● **Supplied information**:
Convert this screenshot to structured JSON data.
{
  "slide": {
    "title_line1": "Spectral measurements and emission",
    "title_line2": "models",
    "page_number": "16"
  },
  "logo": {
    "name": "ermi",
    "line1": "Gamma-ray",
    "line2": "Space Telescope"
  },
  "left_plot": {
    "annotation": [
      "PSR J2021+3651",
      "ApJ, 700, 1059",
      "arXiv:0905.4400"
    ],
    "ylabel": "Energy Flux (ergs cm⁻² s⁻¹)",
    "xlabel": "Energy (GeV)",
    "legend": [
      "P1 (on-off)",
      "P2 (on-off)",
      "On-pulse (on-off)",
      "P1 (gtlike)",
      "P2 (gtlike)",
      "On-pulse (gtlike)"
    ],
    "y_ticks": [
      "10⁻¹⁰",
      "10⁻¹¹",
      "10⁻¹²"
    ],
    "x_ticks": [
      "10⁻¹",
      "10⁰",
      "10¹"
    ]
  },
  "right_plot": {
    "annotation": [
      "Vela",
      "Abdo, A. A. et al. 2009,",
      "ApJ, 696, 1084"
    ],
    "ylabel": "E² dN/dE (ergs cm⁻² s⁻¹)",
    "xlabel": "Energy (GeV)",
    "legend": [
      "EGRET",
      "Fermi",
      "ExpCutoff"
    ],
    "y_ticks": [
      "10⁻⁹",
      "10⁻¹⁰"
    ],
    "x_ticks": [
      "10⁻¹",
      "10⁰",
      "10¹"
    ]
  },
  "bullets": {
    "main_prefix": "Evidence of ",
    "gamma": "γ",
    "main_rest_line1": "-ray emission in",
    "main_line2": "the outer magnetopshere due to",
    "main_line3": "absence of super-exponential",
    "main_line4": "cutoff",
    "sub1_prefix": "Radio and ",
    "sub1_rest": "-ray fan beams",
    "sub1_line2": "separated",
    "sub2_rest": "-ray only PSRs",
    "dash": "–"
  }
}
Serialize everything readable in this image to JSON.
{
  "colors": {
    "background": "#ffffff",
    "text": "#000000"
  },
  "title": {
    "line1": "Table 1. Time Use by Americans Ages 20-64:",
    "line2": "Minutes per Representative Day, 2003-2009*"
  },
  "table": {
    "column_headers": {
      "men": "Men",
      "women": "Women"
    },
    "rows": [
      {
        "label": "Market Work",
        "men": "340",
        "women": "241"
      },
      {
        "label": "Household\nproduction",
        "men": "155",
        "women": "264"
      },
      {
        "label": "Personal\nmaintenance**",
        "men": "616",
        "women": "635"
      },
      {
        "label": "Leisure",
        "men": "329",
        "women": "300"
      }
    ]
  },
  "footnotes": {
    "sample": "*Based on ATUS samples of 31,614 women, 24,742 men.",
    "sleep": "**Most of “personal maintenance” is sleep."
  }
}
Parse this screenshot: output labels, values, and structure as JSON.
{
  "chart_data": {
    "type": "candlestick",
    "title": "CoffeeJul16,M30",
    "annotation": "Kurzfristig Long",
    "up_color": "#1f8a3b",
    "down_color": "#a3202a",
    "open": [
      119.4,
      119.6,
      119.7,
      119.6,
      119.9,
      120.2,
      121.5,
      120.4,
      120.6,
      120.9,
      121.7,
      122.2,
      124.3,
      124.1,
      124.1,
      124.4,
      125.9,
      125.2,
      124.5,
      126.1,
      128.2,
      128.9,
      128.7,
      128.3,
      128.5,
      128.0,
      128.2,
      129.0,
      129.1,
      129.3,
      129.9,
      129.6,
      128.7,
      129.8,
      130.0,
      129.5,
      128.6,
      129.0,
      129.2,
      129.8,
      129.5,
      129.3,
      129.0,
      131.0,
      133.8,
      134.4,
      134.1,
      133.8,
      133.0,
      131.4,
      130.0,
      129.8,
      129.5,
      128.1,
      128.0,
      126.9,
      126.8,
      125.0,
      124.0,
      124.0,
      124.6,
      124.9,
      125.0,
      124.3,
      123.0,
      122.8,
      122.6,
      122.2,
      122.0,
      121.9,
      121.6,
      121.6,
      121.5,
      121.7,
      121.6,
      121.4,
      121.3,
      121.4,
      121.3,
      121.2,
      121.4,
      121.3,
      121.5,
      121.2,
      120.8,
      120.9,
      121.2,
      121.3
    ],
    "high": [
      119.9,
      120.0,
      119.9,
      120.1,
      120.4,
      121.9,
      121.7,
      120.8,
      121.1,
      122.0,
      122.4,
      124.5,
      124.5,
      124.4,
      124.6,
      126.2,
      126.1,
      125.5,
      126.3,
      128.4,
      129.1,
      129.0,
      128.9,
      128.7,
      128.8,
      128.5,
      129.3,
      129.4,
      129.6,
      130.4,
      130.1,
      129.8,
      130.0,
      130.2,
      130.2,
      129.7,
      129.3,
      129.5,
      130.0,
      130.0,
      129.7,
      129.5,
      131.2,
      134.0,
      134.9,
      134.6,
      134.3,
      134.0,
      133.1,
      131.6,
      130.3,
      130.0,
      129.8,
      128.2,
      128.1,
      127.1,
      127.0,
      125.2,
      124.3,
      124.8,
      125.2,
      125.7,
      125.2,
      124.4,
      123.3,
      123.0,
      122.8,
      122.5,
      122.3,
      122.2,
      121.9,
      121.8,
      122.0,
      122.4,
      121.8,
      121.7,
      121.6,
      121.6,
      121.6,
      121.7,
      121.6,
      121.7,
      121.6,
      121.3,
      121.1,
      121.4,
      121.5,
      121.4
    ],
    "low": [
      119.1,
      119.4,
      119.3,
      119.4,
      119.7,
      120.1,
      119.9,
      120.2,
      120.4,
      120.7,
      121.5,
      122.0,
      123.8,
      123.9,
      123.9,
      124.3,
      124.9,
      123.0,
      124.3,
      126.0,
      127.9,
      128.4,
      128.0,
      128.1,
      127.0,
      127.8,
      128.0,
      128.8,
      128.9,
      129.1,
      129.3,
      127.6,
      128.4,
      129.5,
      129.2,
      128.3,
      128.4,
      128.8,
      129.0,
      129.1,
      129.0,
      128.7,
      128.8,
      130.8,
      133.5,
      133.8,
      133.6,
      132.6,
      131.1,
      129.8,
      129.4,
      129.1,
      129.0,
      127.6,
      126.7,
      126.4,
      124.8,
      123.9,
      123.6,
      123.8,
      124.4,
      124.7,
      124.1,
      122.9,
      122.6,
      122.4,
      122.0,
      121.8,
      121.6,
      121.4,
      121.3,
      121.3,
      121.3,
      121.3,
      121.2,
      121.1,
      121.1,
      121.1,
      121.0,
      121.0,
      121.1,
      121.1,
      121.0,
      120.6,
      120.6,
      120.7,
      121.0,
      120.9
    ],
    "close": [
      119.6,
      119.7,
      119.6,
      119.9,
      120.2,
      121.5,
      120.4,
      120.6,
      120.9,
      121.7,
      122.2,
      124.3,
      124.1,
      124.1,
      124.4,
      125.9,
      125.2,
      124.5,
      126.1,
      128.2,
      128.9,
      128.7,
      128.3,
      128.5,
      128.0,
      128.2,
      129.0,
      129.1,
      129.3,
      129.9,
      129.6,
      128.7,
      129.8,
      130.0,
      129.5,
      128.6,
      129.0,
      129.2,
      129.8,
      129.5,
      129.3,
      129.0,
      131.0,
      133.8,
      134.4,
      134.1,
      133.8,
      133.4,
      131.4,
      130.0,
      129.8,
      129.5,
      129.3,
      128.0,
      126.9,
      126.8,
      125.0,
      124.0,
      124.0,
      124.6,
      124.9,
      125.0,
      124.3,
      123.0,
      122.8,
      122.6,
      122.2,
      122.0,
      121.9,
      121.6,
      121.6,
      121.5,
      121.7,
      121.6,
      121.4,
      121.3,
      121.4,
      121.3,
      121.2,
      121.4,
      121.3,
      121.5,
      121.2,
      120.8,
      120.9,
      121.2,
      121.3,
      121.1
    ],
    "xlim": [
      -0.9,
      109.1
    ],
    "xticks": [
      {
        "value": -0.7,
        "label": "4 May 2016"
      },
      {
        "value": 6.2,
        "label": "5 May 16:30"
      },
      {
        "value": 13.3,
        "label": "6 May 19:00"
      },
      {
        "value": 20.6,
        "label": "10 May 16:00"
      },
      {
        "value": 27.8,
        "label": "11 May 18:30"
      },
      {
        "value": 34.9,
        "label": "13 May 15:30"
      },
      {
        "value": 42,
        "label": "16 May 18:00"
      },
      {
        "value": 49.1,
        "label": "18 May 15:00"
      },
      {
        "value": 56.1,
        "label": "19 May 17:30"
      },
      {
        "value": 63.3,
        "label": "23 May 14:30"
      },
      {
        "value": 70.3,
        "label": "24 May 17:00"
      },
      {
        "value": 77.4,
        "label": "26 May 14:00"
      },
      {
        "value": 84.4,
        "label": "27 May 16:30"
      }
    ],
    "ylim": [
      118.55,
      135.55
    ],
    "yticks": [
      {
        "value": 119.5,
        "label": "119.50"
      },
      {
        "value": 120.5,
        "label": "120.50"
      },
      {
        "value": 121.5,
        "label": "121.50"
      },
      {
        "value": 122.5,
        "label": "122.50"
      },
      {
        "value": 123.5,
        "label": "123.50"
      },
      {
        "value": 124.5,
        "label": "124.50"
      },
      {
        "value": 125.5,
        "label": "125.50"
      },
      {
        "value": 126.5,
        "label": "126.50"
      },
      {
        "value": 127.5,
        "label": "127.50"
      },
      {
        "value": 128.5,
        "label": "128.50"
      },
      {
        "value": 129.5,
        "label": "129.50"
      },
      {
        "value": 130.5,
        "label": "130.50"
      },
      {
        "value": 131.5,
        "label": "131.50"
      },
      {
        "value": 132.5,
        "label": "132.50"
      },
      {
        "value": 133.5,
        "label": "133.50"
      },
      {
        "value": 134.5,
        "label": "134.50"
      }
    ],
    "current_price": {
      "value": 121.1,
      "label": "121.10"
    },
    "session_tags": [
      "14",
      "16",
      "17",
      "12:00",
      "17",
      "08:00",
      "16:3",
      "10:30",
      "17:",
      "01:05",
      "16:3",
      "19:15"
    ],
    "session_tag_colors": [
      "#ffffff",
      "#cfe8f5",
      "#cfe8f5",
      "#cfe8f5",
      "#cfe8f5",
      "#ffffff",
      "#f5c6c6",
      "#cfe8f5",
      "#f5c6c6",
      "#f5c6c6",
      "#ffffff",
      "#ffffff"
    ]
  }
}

● **Exercise goal**: Tally the lines in the listing that hold "screenshot" and report the number alone.

● **Expected output**: 2